=== EXERCISE DETAILS ===
Identify the lines that contain the string "bestilt", then copy each of them.

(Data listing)
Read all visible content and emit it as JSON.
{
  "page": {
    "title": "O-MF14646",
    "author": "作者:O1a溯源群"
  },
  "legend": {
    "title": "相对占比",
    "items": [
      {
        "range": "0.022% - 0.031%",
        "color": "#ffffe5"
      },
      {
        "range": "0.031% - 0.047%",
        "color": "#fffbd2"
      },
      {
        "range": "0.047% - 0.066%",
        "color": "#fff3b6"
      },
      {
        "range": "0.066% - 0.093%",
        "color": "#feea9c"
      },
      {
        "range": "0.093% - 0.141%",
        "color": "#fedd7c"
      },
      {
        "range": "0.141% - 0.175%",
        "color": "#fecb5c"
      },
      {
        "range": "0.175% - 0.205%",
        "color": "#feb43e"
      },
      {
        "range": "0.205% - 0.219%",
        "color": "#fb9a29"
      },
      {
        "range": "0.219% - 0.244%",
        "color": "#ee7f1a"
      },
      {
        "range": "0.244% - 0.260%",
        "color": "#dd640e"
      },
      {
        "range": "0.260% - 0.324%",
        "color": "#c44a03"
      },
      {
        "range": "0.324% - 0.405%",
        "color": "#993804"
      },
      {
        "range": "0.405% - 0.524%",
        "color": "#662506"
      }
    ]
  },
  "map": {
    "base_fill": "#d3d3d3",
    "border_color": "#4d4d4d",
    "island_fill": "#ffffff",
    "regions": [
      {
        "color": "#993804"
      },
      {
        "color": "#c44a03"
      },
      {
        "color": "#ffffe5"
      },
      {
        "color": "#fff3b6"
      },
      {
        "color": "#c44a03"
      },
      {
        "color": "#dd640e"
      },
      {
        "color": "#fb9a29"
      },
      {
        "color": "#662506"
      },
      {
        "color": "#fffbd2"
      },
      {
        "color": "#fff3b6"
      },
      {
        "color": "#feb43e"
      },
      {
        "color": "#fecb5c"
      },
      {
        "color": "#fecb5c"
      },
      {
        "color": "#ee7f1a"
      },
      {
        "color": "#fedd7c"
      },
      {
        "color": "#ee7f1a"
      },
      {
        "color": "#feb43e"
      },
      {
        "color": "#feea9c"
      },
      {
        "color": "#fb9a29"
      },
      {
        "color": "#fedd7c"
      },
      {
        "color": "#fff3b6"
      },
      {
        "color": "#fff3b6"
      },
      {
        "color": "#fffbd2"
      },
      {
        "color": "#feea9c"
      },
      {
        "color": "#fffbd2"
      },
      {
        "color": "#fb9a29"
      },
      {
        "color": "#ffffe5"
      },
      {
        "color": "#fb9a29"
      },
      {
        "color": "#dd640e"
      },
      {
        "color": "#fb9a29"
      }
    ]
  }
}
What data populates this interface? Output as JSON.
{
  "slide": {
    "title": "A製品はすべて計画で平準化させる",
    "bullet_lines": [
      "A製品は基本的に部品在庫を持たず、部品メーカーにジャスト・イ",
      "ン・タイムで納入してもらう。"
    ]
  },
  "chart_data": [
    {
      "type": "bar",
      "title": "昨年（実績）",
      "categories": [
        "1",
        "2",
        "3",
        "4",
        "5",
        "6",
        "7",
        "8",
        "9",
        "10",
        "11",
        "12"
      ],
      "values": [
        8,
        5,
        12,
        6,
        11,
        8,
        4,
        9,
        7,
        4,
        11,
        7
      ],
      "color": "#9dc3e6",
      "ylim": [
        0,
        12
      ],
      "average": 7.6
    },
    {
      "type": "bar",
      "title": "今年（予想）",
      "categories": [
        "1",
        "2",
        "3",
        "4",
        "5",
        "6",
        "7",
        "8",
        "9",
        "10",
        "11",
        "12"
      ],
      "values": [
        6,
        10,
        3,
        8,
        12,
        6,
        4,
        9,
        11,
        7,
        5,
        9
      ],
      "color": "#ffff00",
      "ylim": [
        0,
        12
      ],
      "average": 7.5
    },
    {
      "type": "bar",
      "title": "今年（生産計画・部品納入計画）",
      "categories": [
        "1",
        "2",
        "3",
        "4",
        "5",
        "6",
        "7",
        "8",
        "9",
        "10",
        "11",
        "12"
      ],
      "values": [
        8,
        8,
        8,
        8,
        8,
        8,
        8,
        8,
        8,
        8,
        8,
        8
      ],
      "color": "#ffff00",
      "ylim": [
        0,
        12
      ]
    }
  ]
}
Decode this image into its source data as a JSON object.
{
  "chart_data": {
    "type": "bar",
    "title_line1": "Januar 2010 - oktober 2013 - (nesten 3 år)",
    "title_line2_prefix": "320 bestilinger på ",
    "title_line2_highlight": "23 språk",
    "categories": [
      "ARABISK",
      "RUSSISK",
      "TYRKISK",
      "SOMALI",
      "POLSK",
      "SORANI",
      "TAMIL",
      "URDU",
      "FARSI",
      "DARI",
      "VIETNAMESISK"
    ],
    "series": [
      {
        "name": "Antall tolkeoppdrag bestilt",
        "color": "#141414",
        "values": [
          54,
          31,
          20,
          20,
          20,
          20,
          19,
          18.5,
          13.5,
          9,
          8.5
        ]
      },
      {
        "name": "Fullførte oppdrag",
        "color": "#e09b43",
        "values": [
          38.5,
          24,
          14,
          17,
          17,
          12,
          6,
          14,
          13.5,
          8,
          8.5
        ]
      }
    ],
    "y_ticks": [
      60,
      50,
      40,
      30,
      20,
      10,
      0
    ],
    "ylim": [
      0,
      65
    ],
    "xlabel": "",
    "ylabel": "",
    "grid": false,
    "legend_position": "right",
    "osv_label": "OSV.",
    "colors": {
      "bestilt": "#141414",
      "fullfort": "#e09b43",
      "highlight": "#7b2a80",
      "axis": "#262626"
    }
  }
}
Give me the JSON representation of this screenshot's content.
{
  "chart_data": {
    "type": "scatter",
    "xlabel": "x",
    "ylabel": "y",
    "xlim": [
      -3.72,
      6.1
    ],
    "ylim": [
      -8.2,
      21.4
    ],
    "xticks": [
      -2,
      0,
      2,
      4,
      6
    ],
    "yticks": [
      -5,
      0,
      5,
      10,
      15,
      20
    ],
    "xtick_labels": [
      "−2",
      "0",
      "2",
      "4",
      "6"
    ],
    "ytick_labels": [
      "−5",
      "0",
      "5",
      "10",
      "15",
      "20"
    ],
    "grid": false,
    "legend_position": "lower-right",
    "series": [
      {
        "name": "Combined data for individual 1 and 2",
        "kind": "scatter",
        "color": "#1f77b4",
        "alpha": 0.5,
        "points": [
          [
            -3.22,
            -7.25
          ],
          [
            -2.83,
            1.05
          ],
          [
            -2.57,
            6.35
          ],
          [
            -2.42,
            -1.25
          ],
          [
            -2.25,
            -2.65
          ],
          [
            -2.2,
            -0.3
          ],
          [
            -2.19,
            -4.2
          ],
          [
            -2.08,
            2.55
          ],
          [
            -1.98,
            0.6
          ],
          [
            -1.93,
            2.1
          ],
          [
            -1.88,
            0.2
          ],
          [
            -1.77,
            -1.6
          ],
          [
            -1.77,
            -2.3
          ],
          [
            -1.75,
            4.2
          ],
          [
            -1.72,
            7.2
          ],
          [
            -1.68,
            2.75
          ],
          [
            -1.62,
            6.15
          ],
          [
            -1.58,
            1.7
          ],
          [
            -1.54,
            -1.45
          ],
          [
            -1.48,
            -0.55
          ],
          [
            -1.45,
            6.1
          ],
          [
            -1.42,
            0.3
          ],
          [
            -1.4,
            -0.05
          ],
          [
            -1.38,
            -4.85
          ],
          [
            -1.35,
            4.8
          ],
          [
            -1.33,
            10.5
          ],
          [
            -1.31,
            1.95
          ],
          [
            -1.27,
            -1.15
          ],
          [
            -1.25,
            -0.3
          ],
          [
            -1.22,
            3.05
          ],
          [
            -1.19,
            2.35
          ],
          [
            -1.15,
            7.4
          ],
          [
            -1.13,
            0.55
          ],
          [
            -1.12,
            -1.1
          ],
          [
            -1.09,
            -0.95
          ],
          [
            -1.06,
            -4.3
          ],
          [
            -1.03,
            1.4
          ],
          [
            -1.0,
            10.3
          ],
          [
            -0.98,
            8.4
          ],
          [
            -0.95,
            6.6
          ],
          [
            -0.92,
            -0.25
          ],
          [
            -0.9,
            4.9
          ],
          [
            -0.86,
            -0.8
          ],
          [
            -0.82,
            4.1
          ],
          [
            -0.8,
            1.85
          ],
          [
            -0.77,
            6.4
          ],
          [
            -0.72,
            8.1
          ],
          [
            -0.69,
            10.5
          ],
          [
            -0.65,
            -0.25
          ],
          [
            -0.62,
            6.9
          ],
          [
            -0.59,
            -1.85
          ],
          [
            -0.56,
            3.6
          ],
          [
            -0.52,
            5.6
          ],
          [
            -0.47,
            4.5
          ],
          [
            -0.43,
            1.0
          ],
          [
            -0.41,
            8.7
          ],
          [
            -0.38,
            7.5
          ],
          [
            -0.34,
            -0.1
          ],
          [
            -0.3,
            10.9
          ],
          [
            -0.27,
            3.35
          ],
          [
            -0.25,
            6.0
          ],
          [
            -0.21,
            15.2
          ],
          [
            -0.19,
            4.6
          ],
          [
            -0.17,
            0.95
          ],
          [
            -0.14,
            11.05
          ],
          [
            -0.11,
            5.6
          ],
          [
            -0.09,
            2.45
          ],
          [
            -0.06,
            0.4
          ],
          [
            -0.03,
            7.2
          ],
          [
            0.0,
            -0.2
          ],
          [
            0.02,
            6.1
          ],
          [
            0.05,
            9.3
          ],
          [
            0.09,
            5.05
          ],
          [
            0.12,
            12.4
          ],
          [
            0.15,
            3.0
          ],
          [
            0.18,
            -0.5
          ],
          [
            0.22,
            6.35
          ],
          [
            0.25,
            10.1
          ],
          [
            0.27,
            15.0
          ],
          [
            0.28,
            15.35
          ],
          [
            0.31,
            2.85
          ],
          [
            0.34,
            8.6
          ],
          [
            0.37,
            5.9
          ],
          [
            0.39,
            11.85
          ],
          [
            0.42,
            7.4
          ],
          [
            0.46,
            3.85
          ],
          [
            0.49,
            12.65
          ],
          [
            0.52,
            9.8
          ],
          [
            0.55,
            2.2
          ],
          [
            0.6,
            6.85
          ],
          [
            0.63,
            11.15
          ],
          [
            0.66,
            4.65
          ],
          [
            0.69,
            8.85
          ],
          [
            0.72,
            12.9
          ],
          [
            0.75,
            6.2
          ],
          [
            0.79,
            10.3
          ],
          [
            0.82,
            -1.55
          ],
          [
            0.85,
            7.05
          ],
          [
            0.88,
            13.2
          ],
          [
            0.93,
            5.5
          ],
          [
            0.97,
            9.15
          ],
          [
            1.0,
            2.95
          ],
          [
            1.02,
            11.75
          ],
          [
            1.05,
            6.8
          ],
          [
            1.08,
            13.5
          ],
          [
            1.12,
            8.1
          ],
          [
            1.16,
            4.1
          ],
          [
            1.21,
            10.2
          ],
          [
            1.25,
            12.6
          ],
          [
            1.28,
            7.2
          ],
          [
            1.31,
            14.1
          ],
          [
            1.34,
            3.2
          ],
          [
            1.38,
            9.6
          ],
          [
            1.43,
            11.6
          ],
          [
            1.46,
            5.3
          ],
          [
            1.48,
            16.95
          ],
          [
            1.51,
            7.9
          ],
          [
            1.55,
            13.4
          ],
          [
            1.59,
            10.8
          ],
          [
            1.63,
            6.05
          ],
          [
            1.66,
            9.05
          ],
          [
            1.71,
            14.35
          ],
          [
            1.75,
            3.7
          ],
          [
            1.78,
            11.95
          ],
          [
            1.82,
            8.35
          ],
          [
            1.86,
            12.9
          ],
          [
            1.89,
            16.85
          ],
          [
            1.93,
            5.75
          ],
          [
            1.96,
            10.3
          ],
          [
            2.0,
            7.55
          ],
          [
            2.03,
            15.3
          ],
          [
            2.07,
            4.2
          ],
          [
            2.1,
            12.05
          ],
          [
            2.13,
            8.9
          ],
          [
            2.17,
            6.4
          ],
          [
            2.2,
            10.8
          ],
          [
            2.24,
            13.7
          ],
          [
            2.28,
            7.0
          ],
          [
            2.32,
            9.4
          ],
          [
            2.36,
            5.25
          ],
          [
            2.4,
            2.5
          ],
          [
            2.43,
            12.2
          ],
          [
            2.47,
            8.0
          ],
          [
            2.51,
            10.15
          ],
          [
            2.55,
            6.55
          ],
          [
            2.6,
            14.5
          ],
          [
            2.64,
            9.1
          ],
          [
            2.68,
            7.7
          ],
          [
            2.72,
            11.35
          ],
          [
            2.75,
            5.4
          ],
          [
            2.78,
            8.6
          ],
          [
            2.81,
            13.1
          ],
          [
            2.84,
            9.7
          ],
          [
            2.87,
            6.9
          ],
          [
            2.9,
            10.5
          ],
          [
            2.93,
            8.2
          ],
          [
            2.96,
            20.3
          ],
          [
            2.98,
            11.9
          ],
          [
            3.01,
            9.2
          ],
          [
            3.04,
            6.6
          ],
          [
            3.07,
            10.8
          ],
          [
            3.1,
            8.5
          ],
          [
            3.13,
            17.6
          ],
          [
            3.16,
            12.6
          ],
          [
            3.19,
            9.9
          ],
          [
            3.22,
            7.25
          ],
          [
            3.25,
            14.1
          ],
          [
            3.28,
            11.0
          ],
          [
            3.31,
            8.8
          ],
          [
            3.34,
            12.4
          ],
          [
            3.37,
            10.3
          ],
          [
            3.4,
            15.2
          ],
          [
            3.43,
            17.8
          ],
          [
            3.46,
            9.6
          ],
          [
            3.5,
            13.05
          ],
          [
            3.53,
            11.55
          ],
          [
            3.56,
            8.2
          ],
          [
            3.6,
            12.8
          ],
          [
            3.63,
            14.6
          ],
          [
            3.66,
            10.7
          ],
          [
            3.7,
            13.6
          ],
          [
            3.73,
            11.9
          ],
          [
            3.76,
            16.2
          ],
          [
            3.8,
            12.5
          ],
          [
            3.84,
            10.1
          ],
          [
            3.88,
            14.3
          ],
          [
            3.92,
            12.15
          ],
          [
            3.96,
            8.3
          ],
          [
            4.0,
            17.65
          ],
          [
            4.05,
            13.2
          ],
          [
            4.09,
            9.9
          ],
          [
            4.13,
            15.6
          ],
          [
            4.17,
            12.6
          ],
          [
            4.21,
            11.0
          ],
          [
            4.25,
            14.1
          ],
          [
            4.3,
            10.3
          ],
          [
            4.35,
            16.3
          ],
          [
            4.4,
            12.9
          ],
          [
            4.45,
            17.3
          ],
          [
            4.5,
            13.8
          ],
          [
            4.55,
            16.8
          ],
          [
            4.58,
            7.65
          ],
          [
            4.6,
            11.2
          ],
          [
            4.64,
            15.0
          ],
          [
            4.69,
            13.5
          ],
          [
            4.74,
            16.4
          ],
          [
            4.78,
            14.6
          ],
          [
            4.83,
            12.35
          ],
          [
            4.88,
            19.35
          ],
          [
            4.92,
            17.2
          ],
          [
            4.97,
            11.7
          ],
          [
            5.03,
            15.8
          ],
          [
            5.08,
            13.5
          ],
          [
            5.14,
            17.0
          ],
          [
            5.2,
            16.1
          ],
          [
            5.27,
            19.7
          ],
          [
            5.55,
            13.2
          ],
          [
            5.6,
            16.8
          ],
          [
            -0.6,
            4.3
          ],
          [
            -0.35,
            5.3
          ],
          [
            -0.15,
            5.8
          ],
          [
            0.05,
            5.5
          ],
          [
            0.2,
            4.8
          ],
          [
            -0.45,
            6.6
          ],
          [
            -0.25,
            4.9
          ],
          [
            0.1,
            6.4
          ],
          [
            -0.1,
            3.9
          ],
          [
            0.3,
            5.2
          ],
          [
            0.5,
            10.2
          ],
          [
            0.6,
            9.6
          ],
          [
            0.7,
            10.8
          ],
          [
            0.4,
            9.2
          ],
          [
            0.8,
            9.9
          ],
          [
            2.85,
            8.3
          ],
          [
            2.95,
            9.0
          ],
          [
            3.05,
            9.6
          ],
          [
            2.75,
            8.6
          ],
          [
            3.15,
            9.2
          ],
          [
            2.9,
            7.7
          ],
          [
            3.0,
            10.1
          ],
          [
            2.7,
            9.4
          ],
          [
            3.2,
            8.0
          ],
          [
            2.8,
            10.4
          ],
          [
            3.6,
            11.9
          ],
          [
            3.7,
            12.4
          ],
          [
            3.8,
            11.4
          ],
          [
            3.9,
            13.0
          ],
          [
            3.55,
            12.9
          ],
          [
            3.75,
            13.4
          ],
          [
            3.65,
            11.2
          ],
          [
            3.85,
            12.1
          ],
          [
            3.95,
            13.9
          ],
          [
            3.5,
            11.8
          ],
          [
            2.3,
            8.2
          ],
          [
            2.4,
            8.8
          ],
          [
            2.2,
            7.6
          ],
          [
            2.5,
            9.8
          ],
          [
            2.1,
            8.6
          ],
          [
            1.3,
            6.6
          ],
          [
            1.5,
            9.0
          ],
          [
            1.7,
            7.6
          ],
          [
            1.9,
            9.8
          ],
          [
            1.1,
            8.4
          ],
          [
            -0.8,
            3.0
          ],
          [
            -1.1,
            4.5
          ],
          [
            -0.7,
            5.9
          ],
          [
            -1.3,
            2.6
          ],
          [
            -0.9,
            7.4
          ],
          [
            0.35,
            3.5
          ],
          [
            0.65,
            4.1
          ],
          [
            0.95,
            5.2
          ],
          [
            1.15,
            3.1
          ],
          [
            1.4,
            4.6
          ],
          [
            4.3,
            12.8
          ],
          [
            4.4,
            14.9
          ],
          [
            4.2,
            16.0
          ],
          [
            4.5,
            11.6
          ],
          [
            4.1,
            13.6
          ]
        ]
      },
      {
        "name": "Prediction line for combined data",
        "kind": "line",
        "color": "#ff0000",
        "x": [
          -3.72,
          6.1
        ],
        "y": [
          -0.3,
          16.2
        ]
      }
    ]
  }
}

=== SOLUTION FOR THIS EXERCISE ===
        "name": "Antall tolkeoppdrag bestilt",
      "bestilt": "#141414",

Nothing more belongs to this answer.